■ **Task to carry out**: The records below are to be repeated in full, exactly as they are.

Begin Working data

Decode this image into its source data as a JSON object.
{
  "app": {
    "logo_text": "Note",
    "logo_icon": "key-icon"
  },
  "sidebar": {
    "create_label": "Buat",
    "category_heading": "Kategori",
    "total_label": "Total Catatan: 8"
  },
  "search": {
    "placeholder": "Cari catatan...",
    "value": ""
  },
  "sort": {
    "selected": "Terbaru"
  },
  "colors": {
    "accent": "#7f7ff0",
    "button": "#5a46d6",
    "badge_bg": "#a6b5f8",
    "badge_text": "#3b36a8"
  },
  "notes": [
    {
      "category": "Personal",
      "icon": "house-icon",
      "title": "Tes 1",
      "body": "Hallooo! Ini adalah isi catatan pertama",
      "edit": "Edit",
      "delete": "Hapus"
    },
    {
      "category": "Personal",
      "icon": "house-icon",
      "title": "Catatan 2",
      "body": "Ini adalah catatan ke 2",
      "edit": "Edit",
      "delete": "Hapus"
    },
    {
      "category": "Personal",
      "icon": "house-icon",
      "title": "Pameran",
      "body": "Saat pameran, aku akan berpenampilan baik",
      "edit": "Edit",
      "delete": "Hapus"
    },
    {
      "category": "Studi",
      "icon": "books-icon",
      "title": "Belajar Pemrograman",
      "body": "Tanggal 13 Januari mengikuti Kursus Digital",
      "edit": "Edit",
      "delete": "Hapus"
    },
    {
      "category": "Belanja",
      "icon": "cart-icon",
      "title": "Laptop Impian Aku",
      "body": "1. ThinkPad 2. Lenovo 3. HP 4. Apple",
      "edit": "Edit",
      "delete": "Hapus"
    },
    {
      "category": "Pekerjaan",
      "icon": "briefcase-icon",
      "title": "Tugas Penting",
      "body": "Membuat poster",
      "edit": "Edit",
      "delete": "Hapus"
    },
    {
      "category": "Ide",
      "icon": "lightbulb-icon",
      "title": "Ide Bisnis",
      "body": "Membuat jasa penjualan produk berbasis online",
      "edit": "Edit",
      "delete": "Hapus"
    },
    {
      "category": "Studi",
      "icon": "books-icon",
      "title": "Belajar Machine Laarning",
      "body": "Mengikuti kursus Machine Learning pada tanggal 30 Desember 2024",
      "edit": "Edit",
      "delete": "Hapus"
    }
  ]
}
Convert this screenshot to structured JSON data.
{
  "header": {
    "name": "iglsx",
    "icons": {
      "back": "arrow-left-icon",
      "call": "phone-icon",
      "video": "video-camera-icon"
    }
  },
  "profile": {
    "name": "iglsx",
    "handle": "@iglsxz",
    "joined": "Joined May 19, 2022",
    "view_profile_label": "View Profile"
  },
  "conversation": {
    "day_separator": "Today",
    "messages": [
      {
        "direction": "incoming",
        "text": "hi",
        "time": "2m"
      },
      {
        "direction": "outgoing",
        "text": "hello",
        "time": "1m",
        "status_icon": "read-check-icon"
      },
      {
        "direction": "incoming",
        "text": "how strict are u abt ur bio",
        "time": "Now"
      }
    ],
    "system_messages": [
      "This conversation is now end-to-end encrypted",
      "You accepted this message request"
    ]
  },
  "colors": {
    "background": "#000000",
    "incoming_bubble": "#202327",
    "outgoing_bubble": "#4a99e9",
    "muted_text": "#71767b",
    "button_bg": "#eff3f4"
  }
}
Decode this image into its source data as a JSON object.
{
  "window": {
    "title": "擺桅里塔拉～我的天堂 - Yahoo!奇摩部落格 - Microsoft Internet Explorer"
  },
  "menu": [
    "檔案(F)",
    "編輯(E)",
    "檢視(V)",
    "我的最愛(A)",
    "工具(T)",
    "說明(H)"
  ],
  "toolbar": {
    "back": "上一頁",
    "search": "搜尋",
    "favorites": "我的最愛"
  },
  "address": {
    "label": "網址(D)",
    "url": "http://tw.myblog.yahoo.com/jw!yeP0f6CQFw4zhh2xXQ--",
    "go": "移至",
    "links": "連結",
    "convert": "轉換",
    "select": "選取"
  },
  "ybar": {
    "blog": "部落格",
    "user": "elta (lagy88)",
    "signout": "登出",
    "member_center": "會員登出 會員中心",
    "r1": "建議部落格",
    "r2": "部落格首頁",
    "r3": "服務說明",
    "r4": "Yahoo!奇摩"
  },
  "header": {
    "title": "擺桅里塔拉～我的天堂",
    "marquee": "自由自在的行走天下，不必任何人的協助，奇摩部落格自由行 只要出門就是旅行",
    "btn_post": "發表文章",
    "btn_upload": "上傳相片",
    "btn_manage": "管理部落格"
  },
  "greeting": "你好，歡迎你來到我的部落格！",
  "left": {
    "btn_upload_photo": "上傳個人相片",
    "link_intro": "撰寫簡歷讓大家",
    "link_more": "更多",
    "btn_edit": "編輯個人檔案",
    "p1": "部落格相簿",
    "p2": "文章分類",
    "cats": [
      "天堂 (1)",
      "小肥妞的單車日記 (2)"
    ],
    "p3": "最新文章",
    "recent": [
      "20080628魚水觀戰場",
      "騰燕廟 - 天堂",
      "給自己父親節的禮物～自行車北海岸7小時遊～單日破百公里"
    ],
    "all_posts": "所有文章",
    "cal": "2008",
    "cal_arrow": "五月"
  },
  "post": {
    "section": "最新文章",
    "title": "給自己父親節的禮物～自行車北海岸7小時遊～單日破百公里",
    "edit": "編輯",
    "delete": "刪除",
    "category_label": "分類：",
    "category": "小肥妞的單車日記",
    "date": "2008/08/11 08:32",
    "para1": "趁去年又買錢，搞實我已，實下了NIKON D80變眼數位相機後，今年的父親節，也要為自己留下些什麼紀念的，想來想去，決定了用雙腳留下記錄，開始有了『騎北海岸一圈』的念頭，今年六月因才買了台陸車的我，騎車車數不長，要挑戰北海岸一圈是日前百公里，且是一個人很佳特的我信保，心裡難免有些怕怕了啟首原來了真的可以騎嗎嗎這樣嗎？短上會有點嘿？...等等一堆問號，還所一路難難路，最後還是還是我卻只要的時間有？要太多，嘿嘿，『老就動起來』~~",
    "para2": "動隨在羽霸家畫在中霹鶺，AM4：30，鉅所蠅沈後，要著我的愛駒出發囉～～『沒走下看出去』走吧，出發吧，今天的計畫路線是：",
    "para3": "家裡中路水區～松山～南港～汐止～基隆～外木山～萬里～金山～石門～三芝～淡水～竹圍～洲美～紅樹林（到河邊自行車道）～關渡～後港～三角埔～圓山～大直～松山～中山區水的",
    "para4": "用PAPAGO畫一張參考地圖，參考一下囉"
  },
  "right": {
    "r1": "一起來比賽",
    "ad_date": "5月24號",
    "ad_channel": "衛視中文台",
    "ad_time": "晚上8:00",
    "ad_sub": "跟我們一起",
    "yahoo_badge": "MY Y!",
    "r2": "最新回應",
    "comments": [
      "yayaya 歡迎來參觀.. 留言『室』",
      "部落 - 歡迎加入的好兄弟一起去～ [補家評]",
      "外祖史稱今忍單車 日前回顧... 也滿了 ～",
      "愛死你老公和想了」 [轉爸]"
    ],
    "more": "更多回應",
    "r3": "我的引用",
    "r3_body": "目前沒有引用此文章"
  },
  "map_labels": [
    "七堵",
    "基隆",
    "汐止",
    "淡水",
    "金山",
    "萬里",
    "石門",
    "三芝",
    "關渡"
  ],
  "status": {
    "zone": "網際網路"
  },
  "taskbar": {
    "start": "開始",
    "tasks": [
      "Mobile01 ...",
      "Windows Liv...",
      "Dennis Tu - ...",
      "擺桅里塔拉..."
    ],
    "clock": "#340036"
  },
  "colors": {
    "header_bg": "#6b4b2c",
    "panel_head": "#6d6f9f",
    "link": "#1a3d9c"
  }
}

End Working data

■ **Response below**:
Decode this image into its source data as a JSON object.
{
  "app": {
    "logo_text": "Note",
    "logo_icon": "key-icon"
  },
  "sidebar": {
    "create_label": "Buat",
    "category_heading": "Kategori",
    "total_label": "Total Catatan: 8"
  },
  "search": {
    "placeholder": "Cari catatan...",
    "value": ""
  },
  "sort": {
    "selected": "Terbaru"
  },
  "colors": {
    "accent": "#7f7ff0",
    "button": "#5a46d6",
    "badge_bg": "#a6b5f8",
    "badge_text": "#3b36a8"
  },
  "notes": [
    {
      "category": "Personal",
      "icon": "house-icon",
      "title": "Tes 1",
      "body": "Hallooo! Ini adalah isi catatan pertama",
      "edit": "Edit",
      "delete": "Hapus"
    },
    {
      "category": "Personal",
      "icon": "house-icon",
      "title": "Catatan 2",
      "body": "Ini adalah catatan ke 2",
      "edit": "Edit",
      "delete": "Hapus"
    },
    {
      "category": "Personal",
      "icon": "house-icon",
      "title": "Pameran",
      "body": "Saat pameran, aku akan berpenampilan baik",
      "edit": "Edit",
      "delete": "Hapus"
    },
    {
      "category": "Studi",
      "icon": "books-icon",
      "title": "Belajar Pemrograman",
      "body": "Tanggal 13 Januari mengikuti Kursus Digital",
      "edit": "Edit",
      "delete": "Hapus"
    },
    {
      "category": "Belanja",
      "icon": "cart-icon",
      "title": "Laptop Impian Aku",
      "body": "1. ThinkPad 2. Lenovo 3. HP 4. Apple",
      "edit": "Edit",
      "delete": "Hapus"
    },
    {
      "category": "Pekerjaan",
      "icon": "briefcase-icon",
      "title": "Tugas Penting",
      "body": "Membuat poster",
      "edit": "Edit",
      "delete": "Hapus"
    },
    {
      "category": "Ide",
      "icon": "lightbulb-icon",
      "title": "Ide Bisnis",
      "body": "Membuat jasa penjualan produk berbasis online",
      "edit": "Edit",
      "delete": "Hapus"
    },
    {
      "category": "Studi",
      "icon": "books-icon",
      "title": "Belajar Machine Laarning",
      "body": "Mengikuti kursus Machine Learning pada tanggal 30 Desember 2024",
      "edit": "Edit",
      "delete": "Hapus"
    }
  ]
}
Convert this screenshot to structured JSON data.
{
  "header": {
    "name": "iglsx",
    "icons": {
      "back": "arrow-left-icon",
      "call": "phone-icon",
      "video": "video-camera-icon"
    }
  },
  "profile": {
    "name": "iglsx",
    "handle": "@iglsxz",
    "joined": "Joined May 19, 2022",
    "view_profile_label": "View Profile"
  },
  "conversation": {
    "day_separator": "Today",
    "messages": [
      {
        "direction": "incoming",
        "text": "hi",
        "time": "2m"
      },
      {
        "direction": "outgoing",
        "text": "hello",
        "time": "1m",
        "status_icon": "read-check-icon"
      },
      {
        "direction": "incoming",
        "text": "how strict are u abt ur bio",
        "time": "Now"
      }
    ],
    "system_messages": [
      "This conversation is now end-to-end encrypted",
      "You accepted this message request"
    ]
  },
  "colors": {
    "background": "#000000",
    "incoming_bubble": "#202327",
    "outgoing_bubble": "#4a99e9",
    "muted_text": "#71767b",
    "button_bg": "#eff3f4"
  }
}
Decode this image into its source data as a JSON object.
{
  "window": {
    "title": "擺桅里塔拉～我的天堂 - Yahoo!奇摩部落格 - Microsoft Internet Explorer"
  },
  "menu": [
    "檔案(F)",
    "編輯(E)",
    "檢視(V)",
    "我的最愛(A)",
    "工具(T)",
    "說明(H)"
  ],
  "toolbar": {
    "back": "上一頁",
    "search": "搜尋",
    "favorites": "我的最愛"
  },
  "address": {
    "label": "網址(D)",
    "url": "http://tw.myblog.yahoo.com/jw!yeP0f6CQFw4zhh2xXQ--",
    "go": "移至",
    "links": "連結",
    "convert": "轉換",
    "select": "選取"
  },
  "ybar": {
    "blog": "部落格",
    "user": "elta (lagy88)",
    "signout": "登出",
    "member_center": "會員登出 會員中心",
    "r1": "建議部落格",
    "r2": "部落格首頁",
    "r3": "服務說明",
    "r4": "Yahoo!奇摩"
  },
  "header": {
    "title": "擺桅里塔拉～我的天堂",
    "marquee": "自由自在的行走天下，不必任何人的協助，奇摩部落格自由行 只要出門就是旅行",
    "btn_post": "發表文章",
    "btn_upload": "上傳相片",
    "btn_manage": "管理部落格"
  },
  "greeting": "你好，歡迎你來到我的部落格！",
  "left": {
    "btn_upload_photo": "上傳個人相片",
    "link_intro": "撰寫簡歷讓大家",
    "link_more": "更多",
    "btn_edit": "編輯個人檔案",
    "p1": "部落格相簿",
    "p2": "文章分類",
    "cats": [
      "天堂 (1)",
      "小肥妞的單車日記 (2)"
    ],
    "p3": "最新文章",
    "recent": [
      "20080628魚水觀戰場",
      "騰燕廟 - 天堂",
      "給自己父親節的禮物～自行車北海岸7小時遊～單日破百公里"
    ],
    "all_posts": "所有文章",
    "cal": "2008",
    "cal_arrow": "五月"
  },
  "post": {
    "section": "最新文章",
    "title": "給自己父親節的禮物～自行車北海岸7小時遊～單日破百公里",
    "edit": "編輯",
    "delete": "刪除",
    "category_label": "分類：",
    "category": "小肥妞的單車日記",
    "date": "2008/08/11 08:32",
    "para1": "趁去年又買錢，搞實我已，實下了NIKON D80變眼數位相機後，今年的父親節，也要為自己留下些什麼紀念的，想來想去，決定了用雙腳留下記錄，開始有了『騎北海岸一圈』的念頭，今年六月因才買了台陸車的我，騎車車數不長，要挑戰北海岸一圈是日前百公里，且是一個人很佳特的我信保，心裡難免有些怕怕了啟首原來了真的可以騎嗎嗎這樣嗎？短上會有點嘿？...等等一堆問號，還所一路難難路，最後還是還是我卻只要的時間有？要太多，嘿嘿，『老就動起來』~~",
    "para2": "動隨在羽霸家畫在中霹鶺，AM4：30，鉅所蠅沈後，要著我的愛駒出發囉～～『沒走下看出去』走吧，出發吧，今天的計畫路線是：",
    "para3": "家裡中路水區～松山～南港～汐止～基隆～外木山～萬里～金山～石門～三芝～淡水～竹圍～洲美～紅樹林（到河邊自行車道）～關渡～後港～三角埔～圓山～大直～松山～中山區水的",
    "para4": "用PAPAGO畫一張參考地圖，參考一下囉"
  },
  "right": {
    "r1": "一起來比賽",
    "ad_date": "5月24號",
    "ad_channel": "衛視中文台",
    "ad_time": "晚上8:00",
    "ad_sub": "跟我們一起",
    "yahoo_badge": "MY Y!",
    "r2": "最新回應",
    "comments": [
      "yayaya 歡迎來參觀.. 留言『室』",
      "部落 - 歡迎加入的好兄弟一起去～ [補家評]",
      "外祖史稱今忍單車 日前回顧... 也滿了 ～",
      "愛死你老公和想了」 [轉爸]"
    ],
    "more": "更多回應",
    "r3": "我的引用",
    "r3_body": "目前沒有引用此文章"
  },
  "map_labels": [
    "七堵",
    "基隆",
    "汐止",
    "淡水",
    "金山",
    "萬里",
    "石門",
    "三芝",
    "關渡"
  ],
  "status": {
    "zone": "網際網路"
  },
  "taskbar": {
    "start": "開始",
    "tasks": [
      "Mobile01 ...",
      "Windows Liv...",
      "Dennis Tu - ...",
      "擺桅里塔拉..."
    ],
    "clock": "#340036"
  },
  "colors": {
    "header_bg": "#6b4b2c",
    "panel_head": "#6d6f9f",
    "link": "#1a3d9c"
  }
}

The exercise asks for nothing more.